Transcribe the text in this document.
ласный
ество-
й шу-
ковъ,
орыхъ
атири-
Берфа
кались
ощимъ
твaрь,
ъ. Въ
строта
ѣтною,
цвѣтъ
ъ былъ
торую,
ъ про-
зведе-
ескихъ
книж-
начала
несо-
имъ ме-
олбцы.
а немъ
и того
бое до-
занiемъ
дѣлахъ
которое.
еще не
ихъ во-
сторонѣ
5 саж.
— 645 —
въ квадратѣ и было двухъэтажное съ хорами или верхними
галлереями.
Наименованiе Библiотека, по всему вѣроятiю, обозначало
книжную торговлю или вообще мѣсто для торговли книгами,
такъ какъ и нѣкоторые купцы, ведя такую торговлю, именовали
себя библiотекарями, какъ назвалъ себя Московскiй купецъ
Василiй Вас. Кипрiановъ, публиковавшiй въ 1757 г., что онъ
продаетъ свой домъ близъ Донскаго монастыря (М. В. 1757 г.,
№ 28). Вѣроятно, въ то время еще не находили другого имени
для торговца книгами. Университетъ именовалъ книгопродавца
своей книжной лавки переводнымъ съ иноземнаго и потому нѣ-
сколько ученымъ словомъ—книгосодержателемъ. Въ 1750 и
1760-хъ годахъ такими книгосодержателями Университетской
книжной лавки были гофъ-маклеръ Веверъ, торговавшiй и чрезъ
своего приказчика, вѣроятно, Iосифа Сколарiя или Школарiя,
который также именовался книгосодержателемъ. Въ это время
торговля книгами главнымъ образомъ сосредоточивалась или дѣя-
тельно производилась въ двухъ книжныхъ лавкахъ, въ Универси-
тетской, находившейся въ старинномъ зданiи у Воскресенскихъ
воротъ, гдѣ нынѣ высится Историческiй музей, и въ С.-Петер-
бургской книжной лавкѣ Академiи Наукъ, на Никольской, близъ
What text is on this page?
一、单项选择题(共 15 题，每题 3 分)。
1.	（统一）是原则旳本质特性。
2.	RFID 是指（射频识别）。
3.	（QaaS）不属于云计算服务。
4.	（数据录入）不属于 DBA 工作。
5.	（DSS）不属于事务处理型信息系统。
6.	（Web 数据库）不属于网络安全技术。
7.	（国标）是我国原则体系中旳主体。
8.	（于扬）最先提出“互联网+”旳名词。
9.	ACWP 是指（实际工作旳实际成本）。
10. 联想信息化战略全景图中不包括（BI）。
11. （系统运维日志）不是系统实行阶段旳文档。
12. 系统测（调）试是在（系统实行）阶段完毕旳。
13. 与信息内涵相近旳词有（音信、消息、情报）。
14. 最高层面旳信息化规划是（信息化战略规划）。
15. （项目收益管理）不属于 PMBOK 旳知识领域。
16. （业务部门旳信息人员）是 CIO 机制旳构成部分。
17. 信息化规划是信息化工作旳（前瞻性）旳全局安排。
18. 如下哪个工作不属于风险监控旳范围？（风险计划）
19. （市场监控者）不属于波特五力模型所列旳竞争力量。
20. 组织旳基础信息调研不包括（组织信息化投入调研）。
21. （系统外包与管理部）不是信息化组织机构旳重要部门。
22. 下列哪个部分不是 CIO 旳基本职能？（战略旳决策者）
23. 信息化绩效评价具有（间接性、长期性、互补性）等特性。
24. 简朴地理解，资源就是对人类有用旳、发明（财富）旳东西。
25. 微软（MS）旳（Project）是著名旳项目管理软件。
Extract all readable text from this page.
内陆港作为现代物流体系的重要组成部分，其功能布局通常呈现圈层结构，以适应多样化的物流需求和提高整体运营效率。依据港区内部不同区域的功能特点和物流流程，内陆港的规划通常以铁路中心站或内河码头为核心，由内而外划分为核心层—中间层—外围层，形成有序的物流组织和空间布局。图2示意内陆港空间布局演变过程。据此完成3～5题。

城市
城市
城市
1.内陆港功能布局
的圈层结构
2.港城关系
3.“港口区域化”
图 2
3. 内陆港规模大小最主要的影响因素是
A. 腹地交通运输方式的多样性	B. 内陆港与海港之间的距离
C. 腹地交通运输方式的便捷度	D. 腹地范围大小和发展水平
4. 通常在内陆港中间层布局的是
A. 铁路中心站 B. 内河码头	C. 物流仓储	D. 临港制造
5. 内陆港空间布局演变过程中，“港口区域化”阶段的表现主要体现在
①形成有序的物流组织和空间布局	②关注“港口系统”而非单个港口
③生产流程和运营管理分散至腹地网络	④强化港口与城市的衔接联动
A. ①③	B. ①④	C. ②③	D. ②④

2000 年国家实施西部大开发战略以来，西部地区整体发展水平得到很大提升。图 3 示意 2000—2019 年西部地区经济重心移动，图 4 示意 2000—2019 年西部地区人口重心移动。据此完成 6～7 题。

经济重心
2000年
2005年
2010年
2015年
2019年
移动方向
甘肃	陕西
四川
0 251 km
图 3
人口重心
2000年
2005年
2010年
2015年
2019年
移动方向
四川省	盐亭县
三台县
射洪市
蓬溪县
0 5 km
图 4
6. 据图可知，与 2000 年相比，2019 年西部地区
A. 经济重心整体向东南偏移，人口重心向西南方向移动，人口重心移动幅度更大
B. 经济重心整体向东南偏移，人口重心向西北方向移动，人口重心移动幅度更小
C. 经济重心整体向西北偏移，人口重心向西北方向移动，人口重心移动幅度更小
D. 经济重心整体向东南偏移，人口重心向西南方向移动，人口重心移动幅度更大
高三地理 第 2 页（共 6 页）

==============================

WHAT TO DO:
Repeat the data verbatim.

TASK RESULT:
Transcribe the text in this document.
ласный
ество-
й шу-
ковъ,
орыхъ
атири-
Берфа
кались
ощимъ
твaрь,
ъ. Въ
строта
ѣтною,
цвѣтъ
ъ былъ
торую,
ъ про-
зведе-
ескихъ
книж-
начала
несо-
имъ ме-
олбцы.
а немъ
и того
бое до-
занiемъ
дѣлахъ
которое.
еще не
ихъ во-
сторонѣ
5 саж.
— 645 —
въ квадратѣ и было двухъэтажное съ хорами или верхними
галлереями.
Наименованiе Библiотека, по всему вѣроятiю, обозначало
книжную торговлю или вообще мѣсто для торговли книгами,
такъ какъ и нѣкоторые купцы, ведя такую торговлю, именовали
себя библiотекарями, какъ назвалъ себя Московскiй купецъ
Василiй Вас. Кипрiановъ, публиковавшiй въ 1757 г., что онъ
продаетъ свой домъ близъ Донскаго монастыря (М. В. 1757 г.,
№ 28). Вѣроятно, въ то время еще не находили другого имени
для торговца книгами. Университетъ именовалъ книгопродавца
своей книжной лавки переводнымъ съ иноземнаго и потому нѣ-
сколько ученымъ словомъ—книгосодержателемъ. Въ 1750 и
1760-хъ годахъ такими книгосодержателями Университетской
книжной лавки были гофъ-маклеръ Веверъ, торговавшiй и чрезъ
своего приказчика, вѣроятно, Iосифа Сколарiя или Школарiя,
который также именовался книгосодержателемъ. Въ это время
торговля книгами главнымъ образомъ сосредоточивалась или дѣя-
тельно производилась въ двухъ книжныхъ лавкахъ, въ Универси-
тетской, находившейся въ старинномъ зданiи у Воскресенскихъ
воротъ, гдѣ нынѣ высится Историческiй музей, и въ С.-Петер-
бургской книжной лавкѣ Академiи Наукъ, на Никольской, близъ
What text is on this page?
一、单项选择题(共 15 题，每题 3 分)。
1.	（统一）是原则旳本质特性。
2.	RFID 是指（射频识别）。
3.	（QaaS）不属于云计算服务。
4.	（数据录入）不属于 DBA 工作。
5.	（DSS）不属于事务处理型信息系统。
6.	（Web 数据库）不属于网络安全技术。
7.	（国标）是我国原则体系中旳主体。
8.	（于扬）最先提出“互联网+”旳名词。
9.	ACWP 是指（实际工作旳实际成本）。
10. 联想信息化战略全景图中不包括（BI）。
11. （系统运维日志）不是系统实行阶段旳文档。
12. 系统测（调）试是在（系统实行）阶段完毕旳。
13. 与信息内涵相近旳词有（音信、消息、情报）。
14. 最高层面旳信息化规划是（信息化战略规划）。
15. （项目收益管理）不属于 PMBOK 旳知识领域。
16. （业务部门旳信息人员）是 CIO 机制旳构成部分。
17. 信息化规划是信息化工作旳（前瞻性）旳全局安排。
18. 如下哪个工作不属于风险监控旳范围？（风险计划）
19. （市场监控者）不属于波特五力模型所列旳竞争力量。
20. 组织旳基础信息调研不包括（组织信息化投入调研）。
21. （系统外包与管理部）不是信息化组织机构旳重要部门。
22. 下列哪个部分不是 CIO 旳基本职能？（战略旳决策者）
23. 信息化绩效评价具有（间接性、长期性、互补性）等特性。
24. 简朴地理解，资源就是对人类有用旳、发明（财富）旳东西。
25. 微软（MS）旳（Project）是著名旳项目管理软件。
Extract all readable text from this page.
内陆港作为现代物流体系的重要组成部分，其功能布局通常呈现圈层结构，以适应多样化的物流需求和提高整体运营效率。依据港区内部不同区域的功能特点和物流流程，内陆港的规划通常以铁路中心站或内河码头为核心，由内而外划分为核心层—中间层—外围层，形成有序的物流组织和空间布局。图2示意内陆港空间布局演变过程。据此完成3～5题。

城市
城市
城市
1.内陆港功能布局
的圈层结构
2.港城关系
3.“港口区域化”
图 2
3. 内陆港规模大小最主要的影响因素是
A. 腹地交通运输方式的多样性	B. 内陆港与海港之间的距离
C. 腹地交通运输方式的便捷度	D. 腹地范围大小和发展水平
4. 通常在内陆港中间层布局的是
A. 铁路中心站 B. 内河码头	C. 物流仓储	D. 临港制造
5. 内陆港空间布局演变过程中，“港口区域化”阶段的表现主要体现在
①形成有序的物流组织和空间布局	②关注“港口系统”而非单个港口
③生产流程和运营管理分散至腹地网络	④强化港口与城市的衔接联动
A. ①③	B. ①④	C. ②③	D. ②④

2000 年国家实施西部大开发战略以来，西部地区整体发展水平得到很大提升。图 3 示意 2000—2019 年西部地区经济重心移动，图 4 示意 2000—2019 年西部地区人口重心移动。据此完成 6～7 题。

经济重心
2000年
2005年
2010年
2015年
2019年
移动方向
甘肃	陕西
四川
0 251 km
图 3
人口重心
2000年
2005年
2010年
2015年
2019年
移动方向
四川省	盐亭县
三台县
射洪市
蓬溪县
0 5 km
图 4
6. 据图可知，与 2000 年相比，2019 年西部地区
A. 经济重心整体向东南偏移，人口重心向西南方向移动，人口重心移动幅度更大
B. 经济重心整体向东南偏移，人口重心向西北方向移动，人口重心移动幅度更小
C. 经济重心整体向西北偏移，人口重心向西北方向移动，人口重心移动幅度更小
D. 经济重心整体向东南偏移，人口重心向西南方向移动，人口重心移动幅度更大
高三地理 第 2 页（共 6 页）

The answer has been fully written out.